A run of records:
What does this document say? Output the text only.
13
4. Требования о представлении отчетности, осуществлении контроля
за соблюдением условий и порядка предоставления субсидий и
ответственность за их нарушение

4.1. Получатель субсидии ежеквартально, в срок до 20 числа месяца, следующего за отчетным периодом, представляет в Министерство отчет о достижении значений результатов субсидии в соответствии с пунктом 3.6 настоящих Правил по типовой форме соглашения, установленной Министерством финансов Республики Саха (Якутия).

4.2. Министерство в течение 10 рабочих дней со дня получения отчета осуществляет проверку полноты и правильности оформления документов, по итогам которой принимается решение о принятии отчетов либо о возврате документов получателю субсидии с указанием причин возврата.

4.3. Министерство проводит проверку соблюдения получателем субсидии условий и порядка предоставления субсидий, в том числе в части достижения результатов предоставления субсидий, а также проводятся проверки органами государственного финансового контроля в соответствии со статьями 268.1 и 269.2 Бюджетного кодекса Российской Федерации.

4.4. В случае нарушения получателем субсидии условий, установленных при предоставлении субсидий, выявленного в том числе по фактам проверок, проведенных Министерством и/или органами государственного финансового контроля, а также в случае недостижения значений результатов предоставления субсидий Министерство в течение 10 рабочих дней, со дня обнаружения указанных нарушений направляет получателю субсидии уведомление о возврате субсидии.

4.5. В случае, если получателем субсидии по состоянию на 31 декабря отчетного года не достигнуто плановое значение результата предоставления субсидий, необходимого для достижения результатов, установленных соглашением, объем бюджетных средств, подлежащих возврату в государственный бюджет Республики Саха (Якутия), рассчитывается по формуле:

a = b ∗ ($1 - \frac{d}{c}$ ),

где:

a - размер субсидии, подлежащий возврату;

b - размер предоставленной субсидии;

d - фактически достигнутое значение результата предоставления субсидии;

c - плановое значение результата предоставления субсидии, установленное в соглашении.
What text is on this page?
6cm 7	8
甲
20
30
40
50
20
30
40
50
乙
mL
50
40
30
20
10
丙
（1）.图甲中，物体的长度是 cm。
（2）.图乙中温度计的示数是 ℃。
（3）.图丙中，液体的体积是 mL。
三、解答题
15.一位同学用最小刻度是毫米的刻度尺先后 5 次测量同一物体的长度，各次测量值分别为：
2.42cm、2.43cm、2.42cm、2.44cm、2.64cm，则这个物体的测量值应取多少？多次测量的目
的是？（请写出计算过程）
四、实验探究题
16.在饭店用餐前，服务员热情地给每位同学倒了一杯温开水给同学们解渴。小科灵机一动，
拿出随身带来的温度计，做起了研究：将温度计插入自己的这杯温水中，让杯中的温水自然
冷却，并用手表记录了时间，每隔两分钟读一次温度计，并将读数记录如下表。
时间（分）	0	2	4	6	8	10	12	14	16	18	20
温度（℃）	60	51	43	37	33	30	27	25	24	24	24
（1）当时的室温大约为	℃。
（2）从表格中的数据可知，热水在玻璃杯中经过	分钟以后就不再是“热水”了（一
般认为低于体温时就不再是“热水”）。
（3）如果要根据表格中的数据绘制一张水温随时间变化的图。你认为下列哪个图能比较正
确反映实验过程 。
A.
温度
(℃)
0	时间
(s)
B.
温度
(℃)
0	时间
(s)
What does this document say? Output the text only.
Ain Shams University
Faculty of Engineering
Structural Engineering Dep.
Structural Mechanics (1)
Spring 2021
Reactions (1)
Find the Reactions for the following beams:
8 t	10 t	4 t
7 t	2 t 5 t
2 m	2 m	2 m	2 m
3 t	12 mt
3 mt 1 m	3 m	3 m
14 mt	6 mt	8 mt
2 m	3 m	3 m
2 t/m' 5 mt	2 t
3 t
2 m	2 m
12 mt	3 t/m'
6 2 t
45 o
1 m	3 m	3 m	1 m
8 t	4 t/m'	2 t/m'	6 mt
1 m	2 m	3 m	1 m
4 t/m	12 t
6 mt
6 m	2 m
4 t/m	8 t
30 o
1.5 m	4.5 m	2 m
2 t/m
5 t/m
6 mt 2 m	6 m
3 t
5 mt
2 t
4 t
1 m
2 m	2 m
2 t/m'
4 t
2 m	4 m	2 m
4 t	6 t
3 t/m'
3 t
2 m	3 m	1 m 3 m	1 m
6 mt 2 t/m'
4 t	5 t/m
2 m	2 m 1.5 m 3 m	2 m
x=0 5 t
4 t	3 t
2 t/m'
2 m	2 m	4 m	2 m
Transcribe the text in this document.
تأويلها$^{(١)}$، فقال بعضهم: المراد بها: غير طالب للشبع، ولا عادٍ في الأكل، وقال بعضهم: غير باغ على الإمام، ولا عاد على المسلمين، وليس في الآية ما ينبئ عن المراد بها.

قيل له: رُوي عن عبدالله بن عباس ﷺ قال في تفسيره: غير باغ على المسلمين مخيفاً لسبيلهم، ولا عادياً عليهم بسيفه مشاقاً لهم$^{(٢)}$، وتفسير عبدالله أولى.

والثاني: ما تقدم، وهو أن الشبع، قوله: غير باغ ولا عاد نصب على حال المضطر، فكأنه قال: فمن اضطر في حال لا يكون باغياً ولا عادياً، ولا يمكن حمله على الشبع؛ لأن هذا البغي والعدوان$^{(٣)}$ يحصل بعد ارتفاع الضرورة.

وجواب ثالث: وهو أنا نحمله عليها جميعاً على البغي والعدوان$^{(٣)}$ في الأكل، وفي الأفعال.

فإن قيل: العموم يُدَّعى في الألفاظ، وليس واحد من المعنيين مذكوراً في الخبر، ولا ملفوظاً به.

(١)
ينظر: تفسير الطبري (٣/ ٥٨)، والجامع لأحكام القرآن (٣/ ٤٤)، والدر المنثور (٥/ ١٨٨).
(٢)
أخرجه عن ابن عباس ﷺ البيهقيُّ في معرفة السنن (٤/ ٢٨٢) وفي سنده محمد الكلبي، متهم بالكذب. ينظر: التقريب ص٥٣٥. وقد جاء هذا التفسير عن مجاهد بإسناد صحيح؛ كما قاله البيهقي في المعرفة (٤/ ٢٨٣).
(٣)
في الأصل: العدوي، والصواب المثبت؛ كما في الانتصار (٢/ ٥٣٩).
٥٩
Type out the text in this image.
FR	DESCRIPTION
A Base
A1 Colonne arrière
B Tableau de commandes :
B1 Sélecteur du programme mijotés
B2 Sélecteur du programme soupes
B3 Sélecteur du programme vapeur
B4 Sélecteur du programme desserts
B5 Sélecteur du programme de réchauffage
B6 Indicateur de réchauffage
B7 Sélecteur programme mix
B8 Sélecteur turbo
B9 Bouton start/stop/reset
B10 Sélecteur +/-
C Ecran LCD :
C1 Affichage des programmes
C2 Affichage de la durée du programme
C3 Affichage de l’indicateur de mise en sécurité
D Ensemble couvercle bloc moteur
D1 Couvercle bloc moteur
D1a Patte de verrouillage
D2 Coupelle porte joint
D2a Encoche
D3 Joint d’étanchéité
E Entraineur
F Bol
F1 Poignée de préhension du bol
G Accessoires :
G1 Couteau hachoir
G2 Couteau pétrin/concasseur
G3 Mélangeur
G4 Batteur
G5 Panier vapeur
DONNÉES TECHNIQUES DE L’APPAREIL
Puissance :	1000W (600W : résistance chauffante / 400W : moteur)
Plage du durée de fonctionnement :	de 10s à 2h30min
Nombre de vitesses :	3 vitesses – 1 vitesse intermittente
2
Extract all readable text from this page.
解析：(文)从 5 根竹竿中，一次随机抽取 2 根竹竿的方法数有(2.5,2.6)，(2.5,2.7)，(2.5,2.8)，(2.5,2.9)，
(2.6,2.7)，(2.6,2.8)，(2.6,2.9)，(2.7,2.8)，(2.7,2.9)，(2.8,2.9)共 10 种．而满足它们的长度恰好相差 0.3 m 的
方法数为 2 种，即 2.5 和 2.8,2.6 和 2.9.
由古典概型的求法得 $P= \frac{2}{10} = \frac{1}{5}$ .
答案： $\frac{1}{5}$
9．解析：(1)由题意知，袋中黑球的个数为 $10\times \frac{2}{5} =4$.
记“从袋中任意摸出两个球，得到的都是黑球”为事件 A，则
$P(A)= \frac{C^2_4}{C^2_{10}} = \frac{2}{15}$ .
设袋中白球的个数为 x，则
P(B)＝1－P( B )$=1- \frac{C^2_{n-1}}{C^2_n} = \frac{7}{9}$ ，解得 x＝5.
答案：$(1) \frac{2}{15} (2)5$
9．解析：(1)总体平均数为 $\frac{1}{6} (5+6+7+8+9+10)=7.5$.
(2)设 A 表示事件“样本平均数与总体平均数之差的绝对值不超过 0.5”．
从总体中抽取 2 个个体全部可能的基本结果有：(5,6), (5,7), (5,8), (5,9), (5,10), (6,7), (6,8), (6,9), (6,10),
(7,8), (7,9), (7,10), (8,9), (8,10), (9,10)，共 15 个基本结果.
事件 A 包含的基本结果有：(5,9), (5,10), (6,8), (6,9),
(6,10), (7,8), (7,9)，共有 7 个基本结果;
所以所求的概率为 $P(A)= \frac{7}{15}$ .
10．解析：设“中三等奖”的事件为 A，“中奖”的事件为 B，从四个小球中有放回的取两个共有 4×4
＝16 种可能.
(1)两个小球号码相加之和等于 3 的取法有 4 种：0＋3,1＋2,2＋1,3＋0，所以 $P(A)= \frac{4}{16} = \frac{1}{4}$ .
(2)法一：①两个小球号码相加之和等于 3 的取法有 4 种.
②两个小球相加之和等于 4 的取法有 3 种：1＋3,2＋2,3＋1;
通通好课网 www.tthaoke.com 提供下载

* **Directive**: Copy down every line of the entries containing the word "размер".

* **Solution to the problem**:
a - размер субсидии, подлежащий возврату;
b - размер предоставленной субсидии;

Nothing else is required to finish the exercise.